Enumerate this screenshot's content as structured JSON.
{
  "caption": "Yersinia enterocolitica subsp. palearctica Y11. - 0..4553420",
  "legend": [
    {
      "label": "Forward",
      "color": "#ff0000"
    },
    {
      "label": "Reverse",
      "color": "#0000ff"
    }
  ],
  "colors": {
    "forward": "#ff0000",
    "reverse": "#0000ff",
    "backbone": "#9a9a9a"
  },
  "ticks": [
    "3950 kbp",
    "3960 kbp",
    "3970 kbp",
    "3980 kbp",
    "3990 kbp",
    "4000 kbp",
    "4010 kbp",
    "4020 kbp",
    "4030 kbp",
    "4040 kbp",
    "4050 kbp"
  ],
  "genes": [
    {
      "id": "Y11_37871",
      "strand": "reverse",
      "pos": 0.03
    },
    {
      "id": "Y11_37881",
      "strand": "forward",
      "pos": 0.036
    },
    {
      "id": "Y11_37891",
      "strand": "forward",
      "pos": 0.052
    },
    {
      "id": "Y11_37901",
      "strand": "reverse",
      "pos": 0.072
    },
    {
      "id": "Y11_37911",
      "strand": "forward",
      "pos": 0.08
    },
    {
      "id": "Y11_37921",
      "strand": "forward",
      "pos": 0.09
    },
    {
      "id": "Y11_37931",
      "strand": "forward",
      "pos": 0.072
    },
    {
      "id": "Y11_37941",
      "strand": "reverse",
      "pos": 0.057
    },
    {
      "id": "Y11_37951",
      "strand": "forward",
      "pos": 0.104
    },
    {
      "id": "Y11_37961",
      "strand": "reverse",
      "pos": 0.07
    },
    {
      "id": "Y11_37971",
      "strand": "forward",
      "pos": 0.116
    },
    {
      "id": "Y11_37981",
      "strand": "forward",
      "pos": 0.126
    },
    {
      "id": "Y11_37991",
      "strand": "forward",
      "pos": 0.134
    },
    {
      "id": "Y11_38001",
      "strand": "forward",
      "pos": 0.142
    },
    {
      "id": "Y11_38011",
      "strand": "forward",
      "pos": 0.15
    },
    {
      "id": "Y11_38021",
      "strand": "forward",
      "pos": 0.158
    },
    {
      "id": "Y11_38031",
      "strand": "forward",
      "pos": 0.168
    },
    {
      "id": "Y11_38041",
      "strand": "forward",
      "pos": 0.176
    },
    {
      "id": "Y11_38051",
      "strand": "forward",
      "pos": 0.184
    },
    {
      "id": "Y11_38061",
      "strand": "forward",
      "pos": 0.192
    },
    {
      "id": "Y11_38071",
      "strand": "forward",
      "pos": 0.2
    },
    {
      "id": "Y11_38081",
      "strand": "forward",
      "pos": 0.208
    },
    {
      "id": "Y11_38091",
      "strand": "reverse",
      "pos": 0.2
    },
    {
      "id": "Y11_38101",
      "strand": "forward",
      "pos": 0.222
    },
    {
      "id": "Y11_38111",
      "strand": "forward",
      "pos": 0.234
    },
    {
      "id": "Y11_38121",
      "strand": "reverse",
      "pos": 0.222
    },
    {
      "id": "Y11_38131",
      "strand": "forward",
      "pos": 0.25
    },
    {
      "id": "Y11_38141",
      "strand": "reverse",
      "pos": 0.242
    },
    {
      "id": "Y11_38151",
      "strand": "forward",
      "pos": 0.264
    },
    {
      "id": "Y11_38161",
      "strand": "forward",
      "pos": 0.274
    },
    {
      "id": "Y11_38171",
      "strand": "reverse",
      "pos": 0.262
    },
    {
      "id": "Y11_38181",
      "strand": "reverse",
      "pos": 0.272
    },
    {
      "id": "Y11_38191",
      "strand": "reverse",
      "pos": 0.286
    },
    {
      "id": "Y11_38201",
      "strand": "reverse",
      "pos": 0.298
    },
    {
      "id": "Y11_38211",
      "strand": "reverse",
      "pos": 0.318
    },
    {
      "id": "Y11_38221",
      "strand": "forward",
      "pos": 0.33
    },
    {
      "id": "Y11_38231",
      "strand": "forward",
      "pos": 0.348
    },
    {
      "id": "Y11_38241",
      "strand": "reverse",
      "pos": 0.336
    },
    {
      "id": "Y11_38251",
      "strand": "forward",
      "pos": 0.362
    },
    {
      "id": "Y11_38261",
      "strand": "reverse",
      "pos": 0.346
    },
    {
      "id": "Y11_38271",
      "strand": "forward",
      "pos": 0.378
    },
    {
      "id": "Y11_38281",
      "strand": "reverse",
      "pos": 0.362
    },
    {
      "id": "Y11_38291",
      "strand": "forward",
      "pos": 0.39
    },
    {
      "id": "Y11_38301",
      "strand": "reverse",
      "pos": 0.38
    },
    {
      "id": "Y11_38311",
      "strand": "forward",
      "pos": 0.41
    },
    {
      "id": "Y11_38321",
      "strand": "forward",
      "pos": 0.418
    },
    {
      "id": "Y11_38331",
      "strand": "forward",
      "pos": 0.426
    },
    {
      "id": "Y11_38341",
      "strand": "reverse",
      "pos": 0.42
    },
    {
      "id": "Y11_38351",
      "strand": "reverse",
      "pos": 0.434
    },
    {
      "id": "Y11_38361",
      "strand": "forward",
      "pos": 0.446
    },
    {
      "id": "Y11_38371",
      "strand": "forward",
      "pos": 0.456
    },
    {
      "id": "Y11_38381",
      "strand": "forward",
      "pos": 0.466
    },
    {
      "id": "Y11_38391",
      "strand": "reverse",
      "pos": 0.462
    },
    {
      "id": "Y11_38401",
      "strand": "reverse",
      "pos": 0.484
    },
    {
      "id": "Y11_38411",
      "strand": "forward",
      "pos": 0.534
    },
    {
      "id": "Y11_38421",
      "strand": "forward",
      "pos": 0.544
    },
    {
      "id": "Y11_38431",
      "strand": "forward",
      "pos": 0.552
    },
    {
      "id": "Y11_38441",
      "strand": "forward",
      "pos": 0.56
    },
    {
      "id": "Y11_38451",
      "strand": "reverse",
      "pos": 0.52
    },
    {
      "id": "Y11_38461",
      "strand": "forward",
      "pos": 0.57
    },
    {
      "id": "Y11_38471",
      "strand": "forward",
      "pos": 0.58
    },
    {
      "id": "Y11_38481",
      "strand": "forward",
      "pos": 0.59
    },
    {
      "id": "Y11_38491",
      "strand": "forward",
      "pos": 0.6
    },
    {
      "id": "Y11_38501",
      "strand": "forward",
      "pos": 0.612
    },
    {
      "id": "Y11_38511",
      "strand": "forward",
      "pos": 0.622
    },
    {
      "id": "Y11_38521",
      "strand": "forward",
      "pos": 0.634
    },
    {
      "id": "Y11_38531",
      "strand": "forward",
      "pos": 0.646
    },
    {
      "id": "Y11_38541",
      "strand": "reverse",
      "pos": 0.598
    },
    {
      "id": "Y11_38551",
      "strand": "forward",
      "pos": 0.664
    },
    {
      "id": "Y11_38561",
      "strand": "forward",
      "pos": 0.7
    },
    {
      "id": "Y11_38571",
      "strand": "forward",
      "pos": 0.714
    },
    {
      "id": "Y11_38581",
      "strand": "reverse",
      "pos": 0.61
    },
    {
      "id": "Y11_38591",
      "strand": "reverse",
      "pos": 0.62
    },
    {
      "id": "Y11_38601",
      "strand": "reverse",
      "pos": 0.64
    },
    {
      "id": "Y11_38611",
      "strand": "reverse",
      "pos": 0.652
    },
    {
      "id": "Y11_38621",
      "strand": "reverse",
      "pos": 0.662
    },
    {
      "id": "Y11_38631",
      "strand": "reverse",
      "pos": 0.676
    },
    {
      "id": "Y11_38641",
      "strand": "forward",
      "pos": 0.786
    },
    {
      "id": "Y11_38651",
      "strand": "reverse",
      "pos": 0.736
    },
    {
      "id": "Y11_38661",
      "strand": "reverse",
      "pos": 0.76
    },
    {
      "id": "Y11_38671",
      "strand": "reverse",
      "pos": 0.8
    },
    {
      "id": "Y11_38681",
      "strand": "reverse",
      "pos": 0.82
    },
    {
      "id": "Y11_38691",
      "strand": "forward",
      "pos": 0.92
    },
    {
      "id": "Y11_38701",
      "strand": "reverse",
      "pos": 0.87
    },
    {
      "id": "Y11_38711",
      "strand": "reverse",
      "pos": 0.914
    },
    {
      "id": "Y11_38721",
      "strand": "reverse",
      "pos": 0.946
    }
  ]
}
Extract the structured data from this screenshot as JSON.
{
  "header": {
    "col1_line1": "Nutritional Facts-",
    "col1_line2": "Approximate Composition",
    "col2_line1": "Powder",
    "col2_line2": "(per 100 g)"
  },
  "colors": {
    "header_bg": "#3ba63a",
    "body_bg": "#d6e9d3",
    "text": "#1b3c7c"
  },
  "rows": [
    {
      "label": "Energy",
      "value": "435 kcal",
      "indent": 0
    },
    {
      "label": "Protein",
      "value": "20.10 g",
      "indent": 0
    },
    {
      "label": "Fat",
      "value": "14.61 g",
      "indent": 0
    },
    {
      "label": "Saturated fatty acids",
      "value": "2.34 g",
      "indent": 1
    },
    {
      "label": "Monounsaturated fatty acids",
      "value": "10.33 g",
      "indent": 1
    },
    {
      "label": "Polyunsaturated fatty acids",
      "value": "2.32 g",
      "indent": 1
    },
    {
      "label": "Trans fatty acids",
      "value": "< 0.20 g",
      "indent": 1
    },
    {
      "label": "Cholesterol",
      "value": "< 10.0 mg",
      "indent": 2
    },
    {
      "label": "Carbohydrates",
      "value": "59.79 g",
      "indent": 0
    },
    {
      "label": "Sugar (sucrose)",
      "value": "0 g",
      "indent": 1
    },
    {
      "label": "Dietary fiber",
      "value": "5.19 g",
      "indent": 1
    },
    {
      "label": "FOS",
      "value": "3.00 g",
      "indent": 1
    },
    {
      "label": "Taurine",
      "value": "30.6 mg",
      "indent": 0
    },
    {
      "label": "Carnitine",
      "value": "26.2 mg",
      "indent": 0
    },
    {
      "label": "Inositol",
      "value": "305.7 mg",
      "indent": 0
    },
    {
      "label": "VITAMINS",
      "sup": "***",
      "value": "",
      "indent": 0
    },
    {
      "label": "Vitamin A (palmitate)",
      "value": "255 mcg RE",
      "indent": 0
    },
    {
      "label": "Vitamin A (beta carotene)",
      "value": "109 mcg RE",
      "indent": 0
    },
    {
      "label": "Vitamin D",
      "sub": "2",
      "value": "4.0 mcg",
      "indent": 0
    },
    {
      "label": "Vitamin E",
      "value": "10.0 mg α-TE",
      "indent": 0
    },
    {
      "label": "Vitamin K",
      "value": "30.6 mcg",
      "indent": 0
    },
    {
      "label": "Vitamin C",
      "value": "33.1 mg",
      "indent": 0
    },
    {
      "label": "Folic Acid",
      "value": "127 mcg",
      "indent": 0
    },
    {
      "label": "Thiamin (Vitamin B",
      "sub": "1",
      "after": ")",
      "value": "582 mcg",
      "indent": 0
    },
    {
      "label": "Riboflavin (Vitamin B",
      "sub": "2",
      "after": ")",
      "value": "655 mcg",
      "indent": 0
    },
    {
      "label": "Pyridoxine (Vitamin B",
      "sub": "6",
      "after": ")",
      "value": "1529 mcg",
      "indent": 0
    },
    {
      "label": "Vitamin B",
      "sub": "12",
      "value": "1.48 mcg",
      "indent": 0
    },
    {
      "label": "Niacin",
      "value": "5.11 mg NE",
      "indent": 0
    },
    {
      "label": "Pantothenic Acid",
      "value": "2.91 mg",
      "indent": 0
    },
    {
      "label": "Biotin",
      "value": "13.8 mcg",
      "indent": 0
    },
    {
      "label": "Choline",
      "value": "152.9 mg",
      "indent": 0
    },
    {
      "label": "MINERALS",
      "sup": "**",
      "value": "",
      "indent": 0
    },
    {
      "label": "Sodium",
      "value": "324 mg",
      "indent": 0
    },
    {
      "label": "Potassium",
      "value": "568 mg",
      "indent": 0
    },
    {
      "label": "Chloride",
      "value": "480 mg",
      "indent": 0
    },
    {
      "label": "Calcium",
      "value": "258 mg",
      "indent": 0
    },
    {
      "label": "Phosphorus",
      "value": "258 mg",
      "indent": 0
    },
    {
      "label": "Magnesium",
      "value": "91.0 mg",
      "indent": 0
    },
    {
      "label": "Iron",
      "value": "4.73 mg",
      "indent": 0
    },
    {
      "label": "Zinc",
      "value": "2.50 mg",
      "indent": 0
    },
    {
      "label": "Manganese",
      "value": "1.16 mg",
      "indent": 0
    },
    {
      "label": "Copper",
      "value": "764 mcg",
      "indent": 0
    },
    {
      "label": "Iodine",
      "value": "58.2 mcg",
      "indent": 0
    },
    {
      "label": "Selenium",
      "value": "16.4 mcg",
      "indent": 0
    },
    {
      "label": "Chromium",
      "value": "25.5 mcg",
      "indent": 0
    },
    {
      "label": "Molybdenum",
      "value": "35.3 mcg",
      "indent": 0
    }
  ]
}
───
__ACTIVITY__. Search the data for "structured". Copy every matching line.

__SOLUTION FOR THIS EXERCISE__.
Enumerate this screenshot's content as structured JSON.
Extract the structured data from this screenshot as JSON.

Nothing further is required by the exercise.